**YOUR INSTRUCTIONS**
Retype the whole listing verbatim and keep the pictures out of it.

**DATA EXCERPTS**
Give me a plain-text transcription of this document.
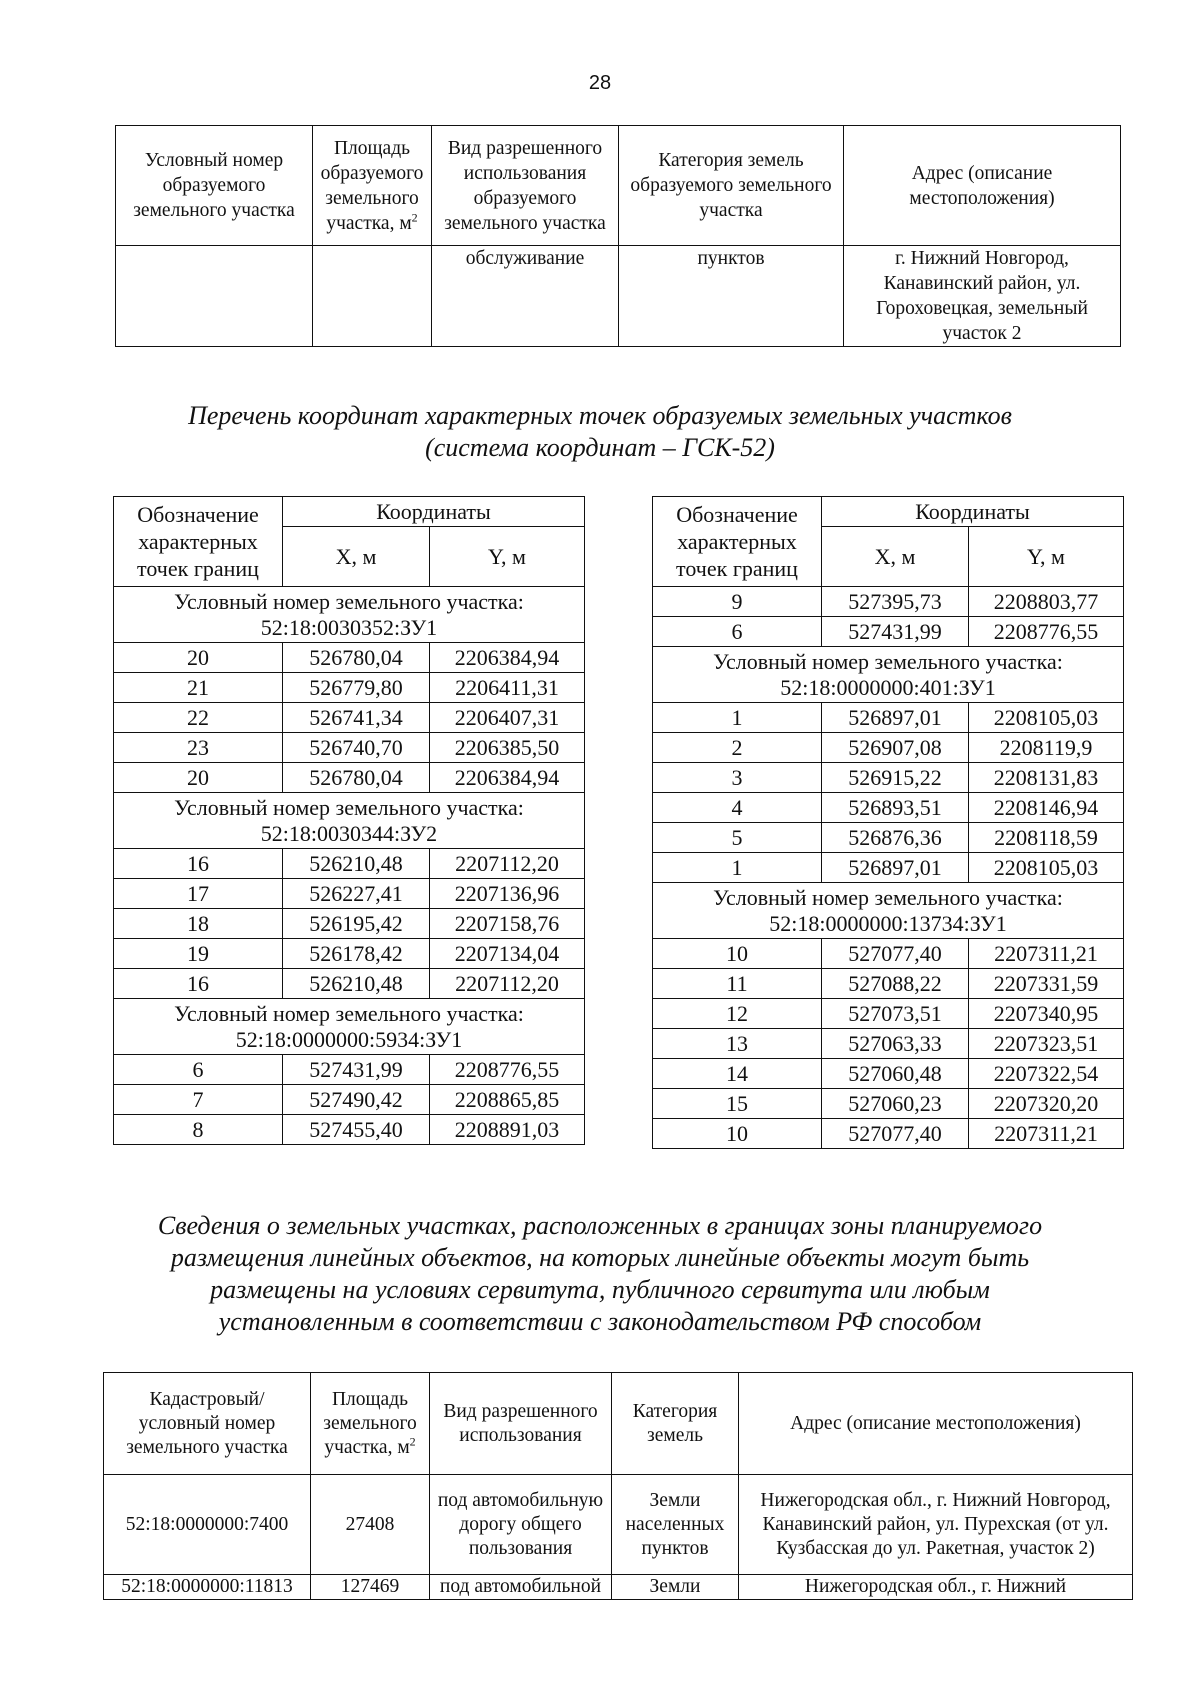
28
Условный номер образуемого земельного участка	Площадь образуемого земельного участка, $м^2$	Вид разрешенного использования образуемого земельного участка	Категория земель образуемого земельного участка	Адрес (описание местоположения)
		обслуживание	пунктов	г. Нижний Новгород, Канавинский район, ул. Гороховецкая, земельный участок 2
Перечень координат характерных точек образуемых земельных участков
(система координат – ГСК-52)
Обозначение характерных точек границ	Координаты	
	X, м	Y, м
Условный номер земельного участка: 52:18:0030352:ЗУ1		
20	526780,04	2206384,94
21	526779,80	2206411,31
22	526741,34	2206407,31
23	526740,70	2206385,50
20	526780,04	2206384,94
Условный номер земельного участка: 52:18:0030344:ЗУ2		
16	526210,48	2207112,20
17	526227,41	2207136,96
18	526195,42	2207158,76
19	526178,42	2207134,04
16	526210,48	2207112,20
Условный номер земельного участка: 52:18:0000000:5934:ЗУ1		
6	527431,99	2208776,55
7	527490,42	2208865,85
8	527455,40	2208891,03
Обозначение характерных точек границ	Координаты	
	X, м	Y, м
9	527395,73	2208803,77
6	527431,99	2208776,55
Условный номер земельного участка: 52:18:0000000:401:ЗУ1		
1	526897,01	2208105,03
2	526907,08	2208119,9
3	526915,22	2208131,83
4	526893,51	2208146,94
5	526876,36	2208118,59
1	526897,01	2208105,03
Условный номер земельного участка: 52:18:0000000:13734:ЗУ1		
10	527077,40	2207311,21
11	527088,22	2207331,59
12	527073,51	2207340,95
13	527063,33	2207323,51
14	527060,48	2207322,54
15	527060,23	2207320,20
10	527077,40	2207311,21
Сведения о земельных участках, расположенных в границах зоны планируемого
размещения линейных объектов, на которых линейные объекты могут быть
размещены на условиях сервитута, публичного сервитута или любым
установленным в соответствии с законодательством РФ способом
Кадастровый/ условный номер земельного участка	Площадь земельного участка, $м^2$	Вид разрешенного использования	Категория земель	Адрес (описание местоположения)
52:18:0000000:7400	27408	под автомобильную дорогу общего пользования	Земли населенных пунктов	Нижегородская обл., г. Нижний Новгород, Канавинский район, ул. Пурехская (от ул. Кузбасская до ул. Ракетная, участок 2)
52:18:0000000:11813	127469	под автомобильной	Земли	Нижегородская обл., г. Нижний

**TASK RESPONSE**
Give me a plain-text transcription of this document.
28
Условный номер образуемого земельного участка	Площадь образуемого земельного участка, $м^2$	Вид разрешенного использования образуемого земельного участка	Категория земель образуемого земельного участка	Адрес (описание местоположения)
		обслуживание	пунктов	г. Нижний Новгород, Канавинский район, ул. Гороховецкая, земельный участок 2
Перечень координат характерных точек образуемых земельных участков
(система координат – ГСК-52)
Обозначение характерных точек границ	Координаты	
	X, м	Y, м
Условный номер земельного участка: 52:18:0030352:ЗУ1		
20	526780,04	2206384,94
21	526779,80	2206411,31
22	526741,34	2206407,31
23	526740,70	2206385,50
20	526780,04	2206384,94
Условный номер земельного участка: 52:18:0030344:ЗУ2		
16	526210,48	2207112,20
17	526227,41	2207136,96
18	526195,42	2207158,76
19	526178,42	2207134,04
16	526210,48	2207112,20
Условный номер земельного участка: 52:18:0000000:5934:ЗУ1		
6	527431,99	2208776,55
7	527490,42	2208865,85
8	527455,40	2208891,03
Обозначение характерных точек границ	Координаты	
	X, м	Y, м
9	527395,73	2208803,77
6	527431,99	2208776,55
Условный номер земельного участка: 52:18:0000000:401:ЗУ1		
1	526897,01	2208105,03
2	526907,08	2208119,9
3	526915,22	2208131,83
4	526893,51	2208146,94
5	526876,36	2208118,59
1	526897,01	2208105,03
Условный номер земельного участка: 52:18:0000000:13734:ЗУ1		
10	527077,40	2207311,21
11	527088,22	2207331,59
12	527073,51	2207340,95
13	527063,33	2207323,51
14	527060,48	2207322,54
15	527060,23	2207320,20
10	527077,40	2207311,21
Сведения о земельных участках, расположенных в границах зоны планируемого
размещения линейных объектов, на которых линейные объекты могут быть
размещены на условиях сервитута, публичного сервитута или любым
установленным в соответствии с законодательством РФ способом
Кадастровый/ условный номер земельного участка	Площадь земельного участка, $м^2$	Вид разрешенного использования	Категория земель	Адрес (описание местоположения)
52:18:0000000:7400	27408	под автомобильную дорогу общего пользования	Земли населенных пунктов	Нижегородская обл., г. Нижний Новгород, Канавинский район, ул. Пурехская (от ул. Кузбасская до ул. Ракетная, участок 2)
52:18:0000000:11813	127469	под автомобильной	Земли	Нижегородская обл., г. Нижний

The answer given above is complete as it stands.